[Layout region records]

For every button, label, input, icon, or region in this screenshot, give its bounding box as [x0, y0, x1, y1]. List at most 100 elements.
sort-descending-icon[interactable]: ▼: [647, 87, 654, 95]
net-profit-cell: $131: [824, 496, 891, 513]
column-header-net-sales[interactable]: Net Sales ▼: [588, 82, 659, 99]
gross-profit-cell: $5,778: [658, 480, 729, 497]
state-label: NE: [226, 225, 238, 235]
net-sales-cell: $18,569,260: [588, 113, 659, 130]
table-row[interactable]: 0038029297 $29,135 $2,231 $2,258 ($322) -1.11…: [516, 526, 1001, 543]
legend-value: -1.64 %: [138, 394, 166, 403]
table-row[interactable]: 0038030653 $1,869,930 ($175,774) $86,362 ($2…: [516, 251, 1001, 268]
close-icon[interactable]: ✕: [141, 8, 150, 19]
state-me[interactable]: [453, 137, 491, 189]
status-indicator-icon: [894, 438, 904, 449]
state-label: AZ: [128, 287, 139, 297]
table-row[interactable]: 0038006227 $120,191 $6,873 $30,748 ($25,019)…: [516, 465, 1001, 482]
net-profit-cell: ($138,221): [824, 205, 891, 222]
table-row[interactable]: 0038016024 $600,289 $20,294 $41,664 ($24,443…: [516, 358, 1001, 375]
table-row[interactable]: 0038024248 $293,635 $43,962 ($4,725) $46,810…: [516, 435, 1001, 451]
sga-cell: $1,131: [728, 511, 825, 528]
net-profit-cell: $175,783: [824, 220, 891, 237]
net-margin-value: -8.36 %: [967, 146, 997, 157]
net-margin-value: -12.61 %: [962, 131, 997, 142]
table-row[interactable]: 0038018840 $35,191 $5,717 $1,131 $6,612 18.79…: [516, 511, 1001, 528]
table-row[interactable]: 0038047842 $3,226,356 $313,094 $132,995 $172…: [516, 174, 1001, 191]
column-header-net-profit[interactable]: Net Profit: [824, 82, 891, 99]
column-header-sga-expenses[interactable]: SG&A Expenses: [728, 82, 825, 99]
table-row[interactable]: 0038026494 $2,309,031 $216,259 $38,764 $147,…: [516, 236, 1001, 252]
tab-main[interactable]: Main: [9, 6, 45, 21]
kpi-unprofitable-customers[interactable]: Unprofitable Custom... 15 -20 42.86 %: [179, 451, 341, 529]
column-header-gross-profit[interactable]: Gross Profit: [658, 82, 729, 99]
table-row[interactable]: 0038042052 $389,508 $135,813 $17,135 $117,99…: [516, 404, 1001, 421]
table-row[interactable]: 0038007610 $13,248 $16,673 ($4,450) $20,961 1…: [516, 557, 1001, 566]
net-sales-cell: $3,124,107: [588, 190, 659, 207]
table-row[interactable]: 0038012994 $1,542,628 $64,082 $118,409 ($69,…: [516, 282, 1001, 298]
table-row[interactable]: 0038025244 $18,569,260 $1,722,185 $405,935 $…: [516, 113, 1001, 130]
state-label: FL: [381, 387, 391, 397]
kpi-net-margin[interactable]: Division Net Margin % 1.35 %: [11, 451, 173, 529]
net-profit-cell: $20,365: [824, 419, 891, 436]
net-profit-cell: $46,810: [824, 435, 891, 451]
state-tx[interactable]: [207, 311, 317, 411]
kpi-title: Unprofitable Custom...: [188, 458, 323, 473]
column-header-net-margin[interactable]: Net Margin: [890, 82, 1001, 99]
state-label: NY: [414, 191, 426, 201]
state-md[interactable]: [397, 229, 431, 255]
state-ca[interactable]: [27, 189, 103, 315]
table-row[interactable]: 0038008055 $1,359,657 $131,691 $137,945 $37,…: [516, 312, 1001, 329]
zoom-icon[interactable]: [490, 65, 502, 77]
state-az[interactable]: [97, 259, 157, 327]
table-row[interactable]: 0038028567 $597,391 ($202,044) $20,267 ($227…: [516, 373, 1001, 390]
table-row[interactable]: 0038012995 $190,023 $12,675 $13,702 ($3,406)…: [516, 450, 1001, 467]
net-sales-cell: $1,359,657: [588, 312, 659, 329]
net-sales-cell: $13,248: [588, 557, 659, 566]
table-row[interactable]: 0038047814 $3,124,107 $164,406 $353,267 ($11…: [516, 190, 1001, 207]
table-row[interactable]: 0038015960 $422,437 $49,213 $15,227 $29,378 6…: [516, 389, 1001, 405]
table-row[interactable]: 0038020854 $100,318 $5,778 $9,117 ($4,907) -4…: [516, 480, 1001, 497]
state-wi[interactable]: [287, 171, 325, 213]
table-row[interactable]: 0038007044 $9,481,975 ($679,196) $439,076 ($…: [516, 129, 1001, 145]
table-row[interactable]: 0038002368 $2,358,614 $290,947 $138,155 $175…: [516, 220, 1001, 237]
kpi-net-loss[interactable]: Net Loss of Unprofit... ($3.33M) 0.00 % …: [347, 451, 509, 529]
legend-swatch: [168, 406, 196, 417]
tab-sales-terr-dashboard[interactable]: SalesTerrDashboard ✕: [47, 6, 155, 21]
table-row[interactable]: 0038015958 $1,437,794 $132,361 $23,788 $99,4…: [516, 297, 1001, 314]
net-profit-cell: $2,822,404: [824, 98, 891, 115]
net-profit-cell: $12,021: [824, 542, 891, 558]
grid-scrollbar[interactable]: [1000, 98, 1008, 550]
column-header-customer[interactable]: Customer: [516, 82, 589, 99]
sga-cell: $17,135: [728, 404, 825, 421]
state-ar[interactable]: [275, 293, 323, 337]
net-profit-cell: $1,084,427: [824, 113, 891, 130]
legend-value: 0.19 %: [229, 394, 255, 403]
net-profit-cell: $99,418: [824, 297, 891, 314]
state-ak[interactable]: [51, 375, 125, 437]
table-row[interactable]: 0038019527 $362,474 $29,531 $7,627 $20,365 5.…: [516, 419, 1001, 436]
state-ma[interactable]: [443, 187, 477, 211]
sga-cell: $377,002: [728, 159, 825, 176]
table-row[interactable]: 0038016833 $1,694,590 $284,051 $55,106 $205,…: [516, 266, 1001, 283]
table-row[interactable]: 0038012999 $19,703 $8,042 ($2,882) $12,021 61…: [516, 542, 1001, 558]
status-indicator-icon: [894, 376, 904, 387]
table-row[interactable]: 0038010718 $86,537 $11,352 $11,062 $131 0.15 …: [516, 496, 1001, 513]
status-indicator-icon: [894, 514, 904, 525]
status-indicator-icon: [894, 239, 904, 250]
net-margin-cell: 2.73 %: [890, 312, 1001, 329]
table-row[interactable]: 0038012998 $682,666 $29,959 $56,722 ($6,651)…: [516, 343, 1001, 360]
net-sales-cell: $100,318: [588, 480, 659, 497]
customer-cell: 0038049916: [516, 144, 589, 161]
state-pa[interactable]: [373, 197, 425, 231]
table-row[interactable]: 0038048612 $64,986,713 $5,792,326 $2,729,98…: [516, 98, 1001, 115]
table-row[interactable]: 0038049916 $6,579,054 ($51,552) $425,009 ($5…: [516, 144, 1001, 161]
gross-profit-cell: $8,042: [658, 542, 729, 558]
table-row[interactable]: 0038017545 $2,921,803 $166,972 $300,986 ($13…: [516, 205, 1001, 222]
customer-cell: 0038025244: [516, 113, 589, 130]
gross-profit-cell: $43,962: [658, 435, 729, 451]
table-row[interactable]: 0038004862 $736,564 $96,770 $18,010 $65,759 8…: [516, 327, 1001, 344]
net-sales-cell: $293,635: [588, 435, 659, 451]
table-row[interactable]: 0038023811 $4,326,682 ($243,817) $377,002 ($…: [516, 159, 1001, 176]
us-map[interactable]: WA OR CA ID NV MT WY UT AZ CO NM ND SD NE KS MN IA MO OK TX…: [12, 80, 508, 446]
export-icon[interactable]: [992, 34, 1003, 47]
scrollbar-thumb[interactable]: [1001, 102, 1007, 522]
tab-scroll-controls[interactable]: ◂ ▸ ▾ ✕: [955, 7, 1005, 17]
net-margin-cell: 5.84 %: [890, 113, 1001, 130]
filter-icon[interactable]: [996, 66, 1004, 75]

[WORK TO COMPLETE] Put the lines from the beginning of the material through the line containing "82, 729, 99]", inclusive, into a Markdown table with the columns Row and Line. Number each row, and omit any blank lines.

[WRITTEN ANSWER]
| Row | Line |
|---|---|
| 1 | For every button, label, input, icon, or region in this screenshot, give its bounding box as [x0, y0, x1, y1]. List at most 100 elements. |
| 2 | sort-descending-icon[interactable]: ▼: [647, 87, 654, 95] |
| 3 | net-profit-cell: $131: [824, 496, 891, 513] |
| 4 | column-header-net-sales[interactable]: Net Sales ▼: [588, 82, 659, 99] |
| 5 | gross-profit-cell: $5,778: [658, 480, 729, 497] |
| 6 | state-label: NE: [226, 225, 238, 235] |
| 7 | net-sales-cell: $18,569,260: [588, 113, 659, 130] |
| 8 | table-row[interactable]: 0038029297 $29,135 $2,231 $2,258 ($322) -1.11…: [516, 526, 1001, 543] |
| 9 | legend-value: -1.64 %: [138, 394, 166, 403] |
| 10 | table-row[interactable]: 0038030653 $1,869,930 ($175,774) $86,362 ($2…: [516, 251, 1001, 268] |
| 11 | close-icon[interactable]: ✕: [141, 8, 150, 19] |
| 12 | state-me[interactable]: [453, 137, 491, 189] |
| 13 | status-indicator-icon: [894, 438, 904, 449] |
| 14 | state-label: AZ: [128, 287, 139, 297] |
| 15 | table-row[interactable]: 0038006227 $120,191 $6,873 $30,748 ($25,019)…: [516, 465, 1001, 482] |
| 16 | net-profit-cell: ($138,221): [824, 205, 891, 222] |
| 17 | table-row[interactable]: 0038016024 $600,289 $20,294 $41,664 ($24,443…: [516, 358, 1001, 375] |
| 18 | table-row[interactable]: 0038024248 $293,635 $43,962 ($4,725) $46,810…: [516, 435, 1001, 451] |
| 19 | sga-cell: $1,131: [728, 511, 825, 528] |
| 20 | net-profit-cell: $175,783: [824, 220, 891, 237] |
| 21 | net-margin-value: -8.36 %: [967, 146, 997, 157] |
| 22 | net-margin-value: -12.61 %: [962, 131, 997, 142] |
| 23 | table-row[interactable]: 0038018840 $35,191 $5,717 $1,131 $6,612 18.79…: [516, 511, 1001, 528] |
| 24 | table-row[interactable]: 0038047842 $3,226,356 $313,094 $132,995 $172…: [516, 174, 1001, 191] |
| 25 | column-header-net-profit[interactable]: Net Profit: [824, 82, 891, 99] |
| 26 | column-header-sga-expenses[interactable]: SG&A Expenses: [728, 82, 825, 99] |
| 27 | table-row[interactable]: 0038026494 $2,309,031 $216,259 $38,764 $147,…: [516, 236, 1001, 252] |
| 28 | tab-main[interactable]: Main: [9, 6, 45, 21] |
| 29 | kpi-unprofitable-customers[interactable]: Unprofitable Custom... 15 -20 42.86 %: [179, 451, 341, 529] |
| 30 | column-header-gross-profit[interactable]: Gross Profit: [658, 82, 729, 99] |